- **YOUR GOAL**
Look for "What text is on this page?" in the records below, then copy that line and every line after it, exactly and with nothing added.

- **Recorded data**

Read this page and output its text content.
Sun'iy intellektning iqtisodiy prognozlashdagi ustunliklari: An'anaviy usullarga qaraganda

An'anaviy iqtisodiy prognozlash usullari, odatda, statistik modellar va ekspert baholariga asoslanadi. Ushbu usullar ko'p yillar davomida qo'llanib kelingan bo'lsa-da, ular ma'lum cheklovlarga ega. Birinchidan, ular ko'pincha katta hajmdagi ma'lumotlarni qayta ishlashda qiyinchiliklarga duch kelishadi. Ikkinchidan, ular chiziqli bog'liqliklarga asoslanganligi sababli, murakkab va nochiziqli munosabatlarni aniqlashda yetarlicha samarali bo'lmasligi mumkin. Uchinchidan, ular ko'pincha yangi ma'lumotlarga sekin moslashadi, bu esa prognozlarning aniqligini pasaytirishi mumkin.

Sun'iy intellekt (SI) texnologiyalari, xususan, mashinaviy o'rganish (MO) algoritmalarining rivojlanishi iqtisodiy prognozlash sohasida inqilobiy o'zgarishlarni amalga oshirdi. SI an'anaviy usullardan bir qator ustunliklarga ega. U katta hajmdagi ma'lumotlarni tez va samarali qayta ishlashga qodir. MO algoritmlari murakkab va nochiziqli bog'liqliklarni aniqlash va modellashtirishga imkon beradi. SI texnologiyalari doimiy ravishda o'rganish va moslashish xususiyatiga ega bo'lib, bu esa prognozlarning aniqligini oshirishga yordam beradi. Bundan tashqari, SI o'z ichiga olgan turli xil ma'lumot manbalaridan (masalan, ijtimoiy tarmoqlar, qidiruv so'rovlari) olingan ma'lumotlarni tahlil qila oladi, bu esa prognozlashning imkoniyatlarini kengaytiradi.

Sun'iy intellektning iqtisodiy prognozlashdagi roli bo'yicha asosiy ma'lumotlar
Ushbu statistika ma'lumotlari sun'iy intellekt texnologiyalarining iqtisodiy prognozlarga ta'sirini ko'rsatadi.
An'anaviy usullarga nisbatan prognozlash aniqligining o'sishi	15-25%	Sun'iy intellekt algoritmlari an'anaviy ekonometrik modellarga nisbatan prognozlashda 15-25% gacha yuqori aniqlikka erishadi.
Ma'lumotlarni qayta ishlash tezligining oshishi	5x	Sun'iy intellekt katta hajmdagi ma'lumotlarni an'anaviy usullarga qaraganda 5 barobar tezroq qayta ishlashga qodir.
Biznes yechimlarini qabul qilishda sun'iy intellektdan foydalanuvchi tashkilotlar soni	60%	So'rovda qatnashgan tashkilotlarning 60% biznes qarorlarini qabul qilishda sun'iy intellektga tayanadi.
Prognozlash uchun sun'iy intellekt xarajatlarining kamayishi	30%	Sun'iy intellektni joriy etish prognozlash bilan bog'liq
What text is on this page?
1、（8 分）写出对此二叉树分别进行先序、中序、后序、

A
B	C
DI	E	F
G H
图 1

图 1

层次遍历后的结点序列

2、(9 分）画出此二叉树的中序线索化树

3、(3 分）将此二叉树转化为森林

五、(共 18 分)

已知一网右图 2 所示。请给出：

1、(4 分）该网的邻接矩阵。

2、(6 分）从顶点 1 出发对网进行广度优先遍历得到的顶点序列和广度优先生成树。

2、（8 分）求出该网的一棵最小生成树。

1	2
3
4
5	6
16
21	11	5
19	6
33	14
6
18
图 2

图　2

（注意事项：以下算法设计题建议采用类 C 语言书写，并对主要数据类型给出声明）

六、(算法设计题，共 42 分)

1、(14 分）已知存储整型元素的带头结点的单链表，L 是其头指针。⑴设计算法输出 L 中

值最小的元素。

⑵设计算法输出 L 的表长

- **EXERCISE OUTPUT**
What text is on this page?
1、（8 分）写出对此二叉树分别进行先序、中序、后序、

A
B	C
DI	E	F
G H
图 1

图 1

层次遍历后的结点序列

2、(9 分）画出此二叉树的中序线索化树

3、(3 分）将此二叉树转化为森林

五、(共 18 分)

已知一网右图 2 所示。请给出：

1、(4 分）该网的邻接矩阵。

2、(6 分）从顶点 1 出发对网进行广度优先遍历得到的顶点序列和广度优先生成树。

2、（8 分）求出该网的一棵最小生成树。

1	2
3
4
5	6
16
21	11	5
19	6
33	14
6
18
图 2

图　2

（注意事项：以下算法设计题建议采用类 C 语言书写，并对主要数据类型给出声明）

六、(算法设计题，共 42 分)

1、(14 分）已知存储整型元素的带头结点的单链表，L 是其头指针。⑴设计算法输出 L 中

值最小的元素。

⑵设计算法输出 L 的表长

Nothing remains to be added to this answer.